■ **Stated task**: Repeat each line word for word.

■ **Data entries**:

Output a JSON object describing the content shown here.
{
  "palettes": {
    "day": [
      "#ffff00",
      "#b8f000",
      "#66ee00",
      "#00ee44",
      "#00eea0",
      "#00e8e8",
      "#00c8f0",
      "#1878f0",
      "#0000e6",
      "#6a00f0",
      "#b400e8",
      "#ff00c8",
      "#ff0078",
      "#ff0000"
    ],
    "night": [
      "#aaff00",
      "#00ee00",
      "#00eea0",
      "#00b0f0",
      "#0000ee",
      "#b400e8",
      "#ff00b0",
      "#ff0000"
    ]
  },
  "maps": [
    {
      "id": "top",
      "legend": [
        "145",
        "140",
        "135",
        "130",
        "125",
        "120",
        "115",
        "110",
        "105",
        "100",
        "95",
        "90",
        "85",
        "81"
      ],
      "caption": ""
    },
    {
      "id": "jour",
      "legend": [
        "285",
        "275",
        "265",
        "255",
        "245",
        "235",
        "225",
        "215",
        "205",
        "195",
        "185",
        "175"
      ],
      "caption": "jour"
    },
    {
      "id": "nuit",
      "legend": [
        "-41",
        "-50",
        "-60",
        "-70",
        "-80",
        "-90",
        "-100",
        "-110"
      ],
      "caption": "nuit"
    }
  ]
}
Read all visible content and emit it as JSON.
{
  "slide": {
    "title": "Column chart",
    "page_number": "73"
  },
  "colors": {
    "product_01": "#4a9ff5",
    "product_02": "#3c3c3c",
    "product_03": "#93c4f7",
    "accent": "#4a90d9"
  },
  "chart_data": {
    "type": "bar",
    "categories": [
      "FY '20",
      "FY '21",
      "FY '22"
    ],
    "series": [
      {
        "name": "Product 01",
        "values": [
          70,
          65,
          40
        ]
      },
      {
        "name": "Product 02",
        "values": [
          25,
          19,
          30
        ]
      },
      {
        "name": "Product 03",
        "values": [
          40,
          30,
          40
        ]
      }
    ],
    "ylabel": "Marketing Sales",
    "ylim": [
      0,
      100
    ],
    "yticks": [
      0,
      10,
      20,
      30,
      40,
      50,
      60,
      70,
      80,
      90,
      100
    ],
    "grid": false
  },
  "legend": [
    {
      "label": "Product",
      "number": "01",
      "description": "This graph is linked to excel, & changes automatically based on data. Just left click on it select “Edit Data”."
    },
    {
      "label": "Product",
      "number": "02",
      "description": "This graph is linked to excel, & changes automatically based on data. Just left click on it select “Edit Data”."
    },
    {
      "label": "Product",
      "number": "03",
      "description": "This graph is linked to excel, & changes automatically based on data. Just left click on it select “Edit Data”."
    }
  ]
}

■ **Output of the exercise**:
Output a JSON object describing the content shown here.
{
  "palettes": {
    "day": [
      "#ffff00",
      "#b8f000",
      "#66ee00",
      "#00ee44",
      "#00eea0",
      "#00e8e8",
      "#00c8f0",
      "#1878f0",
      "#0000e6",
      "#6a00f0",
      "#b400e8",
      "#ff00c8",
      "#ff0078",
      "#ff0000"
    ],
    "night": [
      "#aaff00",
      "#00ee00",
      "#00eea0",
      "#00b0f0",
      "#0000ee",
      "#b400e8",
      "#ff00b0",
      "#ff0000"
    ]
  },
  "maps": [
    {
      "id": "top",
      "legend": [
        "145",
        "140",
        "135",
        "130",
        "125",
        "120",
        "115",
        "110",
        "105",
        "100",
        "95",
        "90",
        "85",
        "81"
      ],
      "caption": ""
    },
    {
      "id": "jour",
      "legend": [
        "285",
        "275",
        "265",
        "255",
        "245",
        "235",
        "225",
        "215",
        "205",
        "195",
        "185",
        "175"
      ],
      "caption": "jour"
    },
    {
      "id": "nuit",
      "legend": [
        "-41",
        "-50",
        "-60",
        "-70",
        "-80",
        "-90",
        "-100",
        "-110"
      ],
      "caption": "nuit"
    }
  ]
}
Read all visible content and emit it as JSON.
{
  "slide": {
    "title": "Column chart",
    "page_number": "73"
  },
  "colors": {
    "product_01": "#4a9ff5",
    "product_02": "#3c3c3c",
    "product_03": "#93c4f7",
    "accent": "#4a90d9"
  },
  "chart_data": {
    "type": "bar",
    "categories": [
      "FY '20",
      "FY '21",
      "FY '22"
    ],
    "series": [
      {
        "name": "Product 01",
        "values": [
          70,
          65,
          40
        ]
      },
      {
        "name": "Product 02",
        "values": [
          25,
          19,
          30
        ]
      },
      {
        "name": "Product 03",
        "values": [
          40,
          30,
          40
        ]
      }
    ],
    "ylabel": "Marketing Sales",
    "ylim": [
      0,
      100
    ],
    "yticks": [
      0,
      10,
      20,
      30,
      40,
      50,
      60,
      70,
      80,
      90,
      100
    ],
    "grid": false
  },
  "legend": [
    {
      "label": "Product",
      "number": "01",
      "description": "This graph is linked to excel, & changes automatically based on data. Just left click on it select “Edit Data”."
    },
    {
      "label": "Product",
      "number": "02",
      "description": "This graph is linked to excel, & changes automatically based on data. Just left click on it select “Edit Data”."
    },
    {
      "label": "Product",
      "number": "03",
      "description": "This graph is linked to excel, & changes automatically based on data. Just left click on it select “Edit Data”."
    }
  ]
}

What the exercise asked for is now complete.